§ WORK REQUIRED
The entries below are to be repeated exactly, with the pictures left out.

§ INPUT MATERIAL
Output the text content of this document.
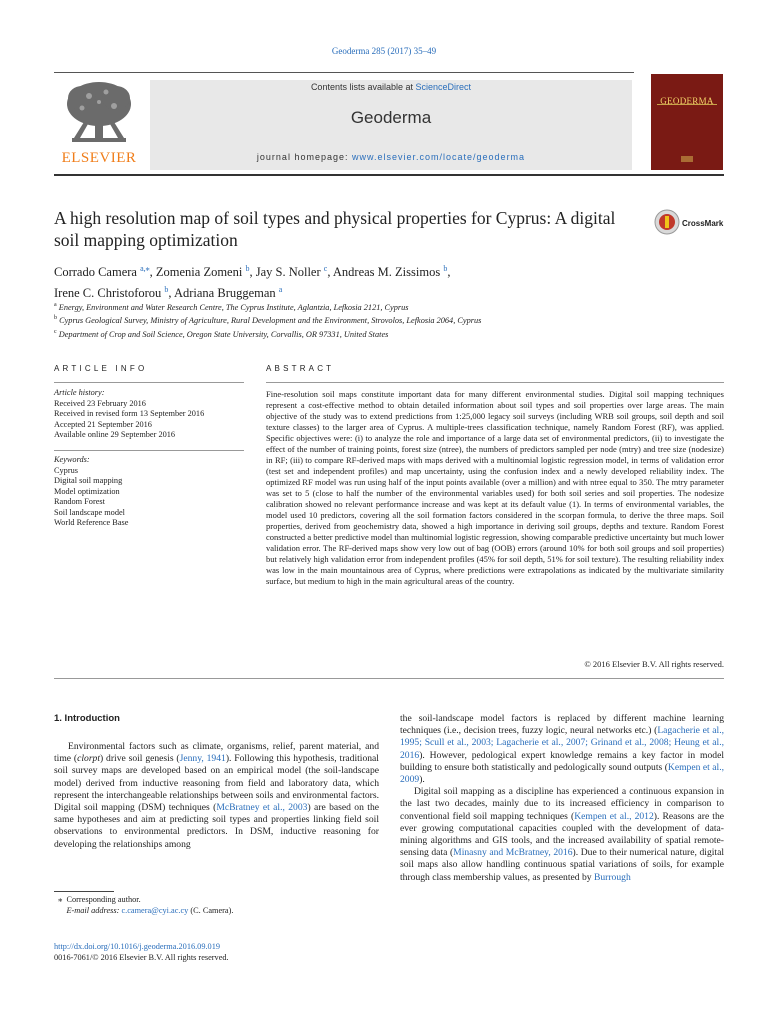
Geoderma 285 (2017) 35–49
ELSEVIER
Contents lists available at ScienceDirect
Geoderma
journal homepage: www.elsevier.com/locate/geoderma
GEODERMA
A high resolution map of soil types and physical properties for Cyprus: A digital soil mapping optimization
CrossMark
Corrado Camera $^{a,⁎}$, Zomenia Zomeni $^b$, Jay S. Noller $^c$, Andreas M. Zissimos $^b$,
Irene C. Christoforou $^b$, Adriana Bruggeman $^a$
$^a$ Energy, Environment and Water Research Centre, The Cyprus Institute, Aglantzia, Lefkosia 2121, Cyprus
$^b$ Cyprus Geological Survey, Ministry of Agriculture, Rural Development and the Environment, Strovolos, Lefkosia 2064, Cyprus
$^c$ Department of Crop and Soil Science, Oregon State University, Corvallis, OR 97331, United States
ARTICLE INFO
Article history:
Received 23 February 2016
Received in revised form 13 September 2016
Accepted 21 September 2016
Available online 29 September 2016
Keywords:
Cyprus
Digital soil mapping
Model optimization
Random Forest
Soil landscape model
World Reference Base
ABSTRACT
Fine-resolution soil maps constitute important data for many different environmental studies. Digital soil mapping techniques represent a cost-effective method to obtain detailed information about soil types and soil properties over large areas. The main objective of the study was to extend predictions from 1:25,000 legacy soil surveys (including WRB soil groups, soil depth and soil texture classes) to the larger area of Cyprus. A multiple-trees classification technique, namely Random Forest (RF), was applied. Specific objectives were: (i) to analyze the role and importance of a large data set of environmental predictors, (ii) to investigate the effect of the number of training points, forest size (ntree), the numbers of predictors sampled per node (mtry) and tree size (nodesize) in RF; (iii) to compare RF-derived maps with maps derived with a multinomial logistic regression model, in terms of validation error (test set and independent profiles) and map uncertainty, using the confusion index and a newly developed reliability index. The optimized RF model was run using half of the input points available (over a million) and with ntree equal to 350. The mtry parameter was set to 5 (close to half the number of the environmental variables used) for both soil series and soil properties. The nodesize calibration showed no relevant performance increase and was kept at its default value (1). In terms of environmental variables, the model used 10 predictors, covering all the soil formation factors considered in the scorpan formula, to derive the three maps. Soil properties, derived from geochemistry data, showed a high importance in deriving soil groups, depths and texture. Random Forest constructed a better predictive model than multinomial logistic regression, showing comparable predictive uncertainty but much lower validation error. The RF-derived maps show very low out of bag (OOB) errors (around 10% for both soil groups and soil properties) but relatively high validation error from independent profiles (45% for soil depth, 51% for soil texture). The resulting reliability index was low in the main mountainous area of Cyprus, where predictions were extrapolations as indicated by the multivariate similarity surface, but medium to high in the main agricultural areas of the country.
© 2016 Elsevier B.V. All rights reserved.
1. Introduction

Environmental factors such as climate, organisms, relief, parent material, and time (clorpt) drive soil genesis (Jenny, 1941). Following this hypothesis, traditional soil survey maps are developed based on an empirical model (the soil-landscape model) derived from inductive reasoning from field and laboratory data, which represent the interchangeable relationships between soils and environmental factors. Digital soil mapping (DSM) techniques (McBratney et al., 2003) are based on the same hypotheses and aim at predicting soil types and properties linking field soil observations to environmental predictors. In DSM, inductive reasoning for developing the relationships among

the soil-landscape model factors is replaced by different machine learning techniques (i.e., decision trees, fuzzy logic, neural networks etc.) (Lagacherie et al., 1995; Scull et al., 2003; Lagacherie et al., 2007; Grinand et al., 2008; Heung et al., 2016). However, pedological expert knowledge remains a key factor in model building to ensure both statistically and pedologically sound outputs (Kempen et al., 2009).

Digital soil mapping as a discipline has experienced a continuous expansion in the last two decades, mainly due to its increased efficiency in comparison to conventional field soil mapping techniques (Kempen et al., 2012). Reasons are the ever growing computational capacities coupled with the development of data-mining algorithms and GIS tools, and the increased availability of spatial remote-sensing data (Minasny and McBratney, 2016). Due to their numerical nature, digital soil maps also allow handling continuous spatial variations of soils, for example through class membership values, as presented by Burrough

⁎ Corresponding author.
E-mail address: c.camera@cyi.ac.cy (C. Camera).
http://dx.doi.org/10.1016/j.geoderma.2016.09.019
0016-7061/© 2016 Elsevier B.V. All rights reserved.
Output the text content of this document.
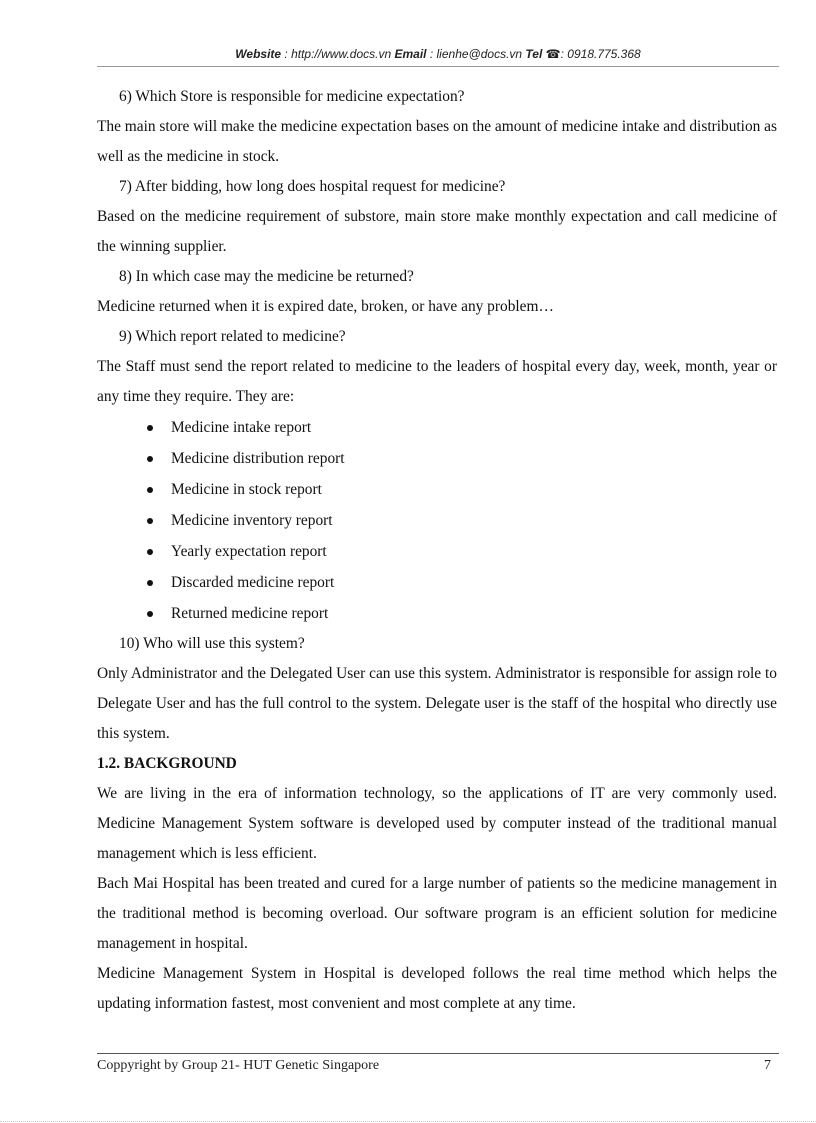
Website : http://www.docs.vn Email : lienhe@docs.vn Tel ☎: 0918.775.368

6) Which Store is responsible for medicine expectation?

The main store will make the medicine expectation bases on the amount of medicine intake and distribution as well as the medicine in stock.

7) After bidding, how long does hospital request for medicine?

Based on the medicine requirement of substore, main store make monthly expectation and call medicine of the winning supplier.

8) In which case may the medicine be returned?

Medicine returned when it is expired date, broken, or have any problem…

9) Which report related to medicine?

The Staff must send the report related to medicine to the leaders of hospital every day, week, month, year or any time they require. They are:

Medicine intake report
Medicine distribution report
Medicine in stock report
Medicine inventory report
Yearly expectation report
Discarded medicine report
Returned medicine report

10) Who will use this system?

Only Administrator and the Delegated User can use this system. Administrator is responsible for assign role to Delegate User and has the full control to the system. Delegate user is the staff of the hospital who directly use this system.

1.2. BACKGROUND

We are living in the era of information technology, so the applications of IT are very commonly used. Medicine Management System software is developed used by computer instead of the traditional manual management which is less efficient.

Bach Mai Hospital has been treated and cured for a large number of patients so the medicine management in the traditional method is becoming overload. Our software program is an efficient solution for medicine management in hospital.

Medicine Management System in Hospital is developed follows the real time method which helps the updating information fastest, most convenient and most complete at any time.

Coppyright by Group 21- HUT Genetic Singapore	7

§ ANSWER SECTION
Output the text content of this document.
Geoderma 285 (2017) 35–49
ELSEVIER
Contents lists available at ScienceDirect
Geoderma
journal homepage: www.elsevier.com/locate/geoderma
GEODERMA
A high resolution map of soil types and physical properties for Cyprus: A digital soil mapping optimization
CrossMark
Corrado Camera $^{a,⁎}$, Zomenia Zomeni $^b$, Jay S. Noller $^c$, Andreas M. Zissimos $^b$,
Irene C. Christoforou $^b$, Adriana Bruggeman $^a$
$^a$ Energy, Environment and Water Research Centre, The Cyprus Institute, Aglantzia, Lefkosia 2121, Cyprus
$^b$ Cyprus Geological Survey, Ministry of Agriculture, Rural Development and the Environment, Strovolos, Lefkosia 2064, Cyprus
$^c$ Department of Crop and Soil Science, Oregon State University, Corvallis, OR 97331, United States
ARTICLE INFO
Article history:
Received 23 February 2016
Received in revised form 13 September 2016
Accepted 21 September 2016
Available online 29 September 2016
Keywords:
Cyprus
Digital soil mapping
Model optimization
Random Forest
Soil landscape model
World Reference Base
ABSTRACT
Fine-resolution soil maps constitute important data for many different environmental studies. Digital soil mapping techniques represent a cost-effective method to obtain detailed information about soil types and soil properties over large areas. The main objective of the study was to extend predictions from 1:25,000 legacy soil surveys (including WRB soil groups, soil depth and soil texture classes) to the larger area of Cyprus. A multiple-trees classification technique, namely Random Forest (RF), was applied. Specific objectives were: (i) to analyze the role and importance of a large data set of environmental predictors, (ii) to investigate the effect of the number of training points, forest size (ntree), the numbers of predictors sampled per node (mtry) and tree size (nodesize) in RF; (iii) to compare RF-derived maps with maps derived with a multinomial logistic regression model, in terms of validation error (test set and independent profiles) and map uncertainty, using the confusion index and a newly developed reliability index. The optimized RF model was run using half of the input points available (over a million) and with ntree equal to 350. The mtry parameter was set to 5 (close to half the number of the environmental variables used) for both soil series and soil properties. The nodesize calibration showed no relevant performance increase and was kept at its default value (1). In terms of environmental variables, the model used 10 predictors, covering all the soil formation factors considered in the scorpan formula, to derive the three maps. Soil properties, derived from geochemistry data, showed a high importance in deriving soil groups, depths and texture. Random Forest constructed a better predictive model than multinomial logistic regression, showing comparable predictive uncertainty but much lower validation error. The RF-derived maps show very low out of bag (OOB) errors (around 10% for both soil groups and soil properties) but relatively high validation error from independent profiles (45% for soil depth, 51% for soil texture). The resulting reliability index was low in the main mountainous area of Cyprus, where predictions were extrapolations as indicated by the multivariate similarity surface, but medium to high in the main agricultural areas of the country.
© 2016 Elsevier B.V. All rights reserved.
1. Introduction

Environmental factors such as climate, organisms, relief, parent material, and time (clorpt) drive soil genesis (Jenny, 1941). Following this hypothesis, traditional soil survey maps are developed based on an empirical model (the soil-landscape model) derived from inductive reasoning from field and laboratory data, which represent the interchangeable relationships between soils and environmental factors. Digital soil mapping (DSM) techniques (McBratney et al., 2003) are based on the same hypotheses and aim at predicting soil types and properties linking field soil observations to environmental predictors. In DSM, inductive reasoning for developing the relationships among

the soil-landscape model factors is replaced by different machine learning techniques (i.e., decision trees, fuzzy logic, neural networks etc.) (Lagacherie et al., 1995; Scull et al., 2003; Lagacherie et al., 2007; Grinand et al., 2008; Heung et al., 2016). However, pedological expert knowledge remains a key factor in model building to ensure both statistically and pedologically sound outputs (Kempen et al., 2009).

Digital soil mapping as a discipline has experienced a continuous expansion in the last two decades, mainly due to its increased efficiency in comparison to conventional field soil mapping techniques (Kempen et al., 2012). Reasons are the ever growing computational capacities coupled with the development of data-mining algorithms and GIS tools, and the increased availability of spatial remote-sensing data (Minasny and McBratney, 2016). Due to their numerical nature, digital soil maps also allow handling continuous spatial variations of soils, for example through class membership values, as presented by Burrough

⁎ Corresponding author.
E-mail address: c.camera@cyi.ac.cy (C. Camera).
http://dx.doi.org/10.1016/j.geoderma.2016.09.019
0016-7061/© 2016 Elsevier B.V. All rights reserved.
Output the text content of this document.
Website : http://www.docs.vn Email : lienhe@docs.vn Tel ☎: 0918.775.368

6) Which Store is responsible for medicine expectation?

The main store will make the medicine expectation bases on the amount of medicine intake and distribution as well as the medicine in stock.

7) After bidding, how long does hospital request for medicine?

Based on the medicine requirement of substore, main store make monthly expectation and call medicine of the winning supplier.

8) In which case may the medicine be returned?

Medicine returned when it is expired date, broken, or have any problem…

9) Which report related to medicine?

The Staff must send the report related to medicine to the leaders of hospital every day, week, month, year or any time they require. They are:

Medicine intake report
Medicine distribution report
Medicine in stock report
Medicine inventory report
Yearly expectation report
Discarded medicine report
Returned medicine report

10) Who will use this system?

Only Administrator and the Delegated User can use this system. Administrator is responsible for assign role to Delegate User and has the full control to the system. Delegate user is the staff of the hospital who directly use this system.

1.2. BACKGROUND

We are living in the era of information technology, so the applications of IT are very commonly used. Medicine Management System software is developed used by computer instead of the traditional manual management which is less efficient.

Bach Mai Hospital has been treated and cured for a large number of patients so the medicine management in the traditional method is becoming overload. Our software program is an efficient solution for medicine management in hospital.

Medicine Management System in Hospital is developed follows the real time method which helps the updating information fastest, most convenient and most complete at any time.

Coppyright by Group 21- HUT Genetic Singapore	7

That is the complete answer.